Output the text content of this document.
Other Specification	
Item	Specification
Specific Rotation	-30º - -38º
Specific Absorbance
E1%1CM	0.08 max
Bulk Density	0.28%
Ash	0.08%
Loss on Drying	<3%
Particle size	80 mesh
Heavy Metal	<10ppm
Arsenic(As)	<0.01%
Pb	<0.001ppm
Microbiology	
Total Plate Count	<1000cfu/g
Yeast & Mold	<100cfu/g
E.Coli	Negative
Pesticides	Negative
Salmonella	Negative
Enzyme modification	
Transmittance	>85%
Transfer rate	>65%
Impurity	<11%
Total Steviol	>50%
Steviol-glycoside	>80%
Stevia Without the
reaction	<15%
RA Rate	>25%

#### [What to produce]
Only one number is expected: the count of lines in the entries holding the string "Negative".

#### [Expected answer]
3